**STATED GOAL**:
Output the material beneath exactly, leaving nothing out.
::: RECORDS FOR THIS EXERCISE
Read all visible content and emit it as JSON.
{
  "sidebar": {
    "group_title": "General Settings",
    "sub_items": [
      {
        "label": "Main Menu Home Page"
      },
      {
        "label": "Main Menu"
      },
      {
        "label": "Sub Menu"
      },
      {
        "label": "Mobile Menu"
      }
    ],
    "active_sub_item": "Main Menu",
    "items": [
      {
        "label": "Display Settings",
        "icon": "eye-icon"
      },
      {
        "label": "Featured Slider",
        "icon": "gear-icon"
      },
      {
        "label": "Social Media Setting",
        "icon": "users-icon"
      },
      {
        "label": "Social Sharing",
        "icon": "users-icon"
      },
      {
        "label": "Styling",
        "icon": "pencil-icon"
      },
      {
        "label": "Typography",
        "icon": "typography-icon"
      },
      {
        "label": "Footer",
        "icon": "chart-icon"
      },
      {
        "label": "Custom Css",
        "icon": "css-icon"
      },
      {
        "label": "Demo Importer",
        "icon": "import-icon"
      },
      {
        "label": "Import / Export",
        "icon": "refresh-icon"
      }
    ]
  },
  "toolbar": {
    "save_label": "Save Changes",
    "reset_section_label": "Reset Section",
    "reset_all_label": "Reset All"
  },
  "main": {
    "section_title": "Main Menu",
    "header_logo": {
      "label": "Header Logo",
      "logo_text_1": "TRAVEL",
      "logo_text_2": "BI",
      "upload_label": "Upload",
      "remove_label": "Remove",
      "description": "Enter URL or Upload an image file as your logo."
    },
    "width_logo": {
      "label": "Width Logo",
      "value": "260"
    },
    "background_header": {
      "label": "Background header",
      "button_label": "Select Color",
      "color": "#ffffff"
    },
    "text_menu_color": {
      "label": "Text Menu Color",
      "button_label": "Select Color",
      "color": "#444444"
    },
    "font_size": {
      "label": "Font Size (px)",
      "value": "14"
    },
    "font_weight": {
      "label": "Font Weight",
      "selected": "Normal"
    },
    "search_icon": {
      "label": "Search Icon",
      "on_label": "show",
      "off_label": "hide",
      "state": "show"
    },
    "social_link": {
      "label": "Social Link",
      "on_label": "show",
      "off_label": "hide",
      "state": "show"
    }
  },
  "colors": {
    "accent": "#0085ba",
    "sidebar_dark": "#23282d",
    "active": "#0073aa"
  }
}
::::::
**ANSWER TO THIS PROBLEM**:
Read all visible content and emit it as JSON.
{
  "sidebar": {
    "group_title": "General Settings",
    "sub_items": [
      {
        "label": "Main Menu Home Page"
      },
      {
        "label": "Main Menu"
      },
      {
        "label": "Sub Menu"
      },
      {
        "label": "Mobile Menu"
      }
    ],
    "active_sub_item": "Main Menu",
    "items": [
      {
        "label": "Display Settings",
        "icon": "eye-icon"
      },
      {
        "label": "Featured Slider",
        "icon": "gear-icon"
      },
      {
        "label": "Social Media Setting",
        "icon": "users-icon"
      },
      {
        "label": "Social Sharing",
        "icon": "users-icon"
      },
      {
        "label": "Styling",
        "icon": "pencil-icon"
      },
      {
        "label": "Typography",
        "icon": "typography-icon"
      },
      {
        "label": "Footer",
        "icon": "chart-icon"
      },
      {
        "label": "Custom Css",
        "icon": "css-icon"
      },
      {
        "label": "Demo Importer",
        "icon": "import-icon"
      },
      {
        "label": "Import / Export",
        "icon": "refresh-icon"
      }
    ]
  },
  "toolbar": {
    "save_label": "Save Changes",
    "reset_section_label": "Reset Section",
    "reset_all_label": "Reset All"
  },
  "main": {
    "section_title": "Main Menu",
    "header_logo": {
      "label": "Header Logo",
      "logo_text_1": "TRAVEL",
      "logo_text_2": "BI",
      "upload_label": "Upload",
      "remove_label": "Remove",
      "description": "Enter URL or Upload an image file as your logo."
    },
    "width_logo": {
      "label": "Width Logo",
      "value": "260"
    },
    "background_header": {
      "label": "Background header",
      "button_label": "Select Color",
      "color": "#ffffff"
    },
    "text_menu_color": {
      "label": "Text Menu Color",
      "button_label": "Select Color",
      "color": "#444444"
    },
    "font_size": {
      "label": "Font Size (px)",
      "value": "14"
    },
    "font_weight": {
      "label": "Font Weight",
      "selected": "Normal"
    },
    "search_icon": {
      "label": "Search Icon",
      "on_label": "show",
      "off_label": "hide",
      "state": "show"
    },
    "social_link": {
      "label": "Social Link",
      "on_label": "show",
      "off_label": "hide",
      "state": "show"
    }
  },
  "colors": {
    "accent": "#0085ba",
    "sidebar_dark": "#23282d",
    "active": "#0073aa"
  }
}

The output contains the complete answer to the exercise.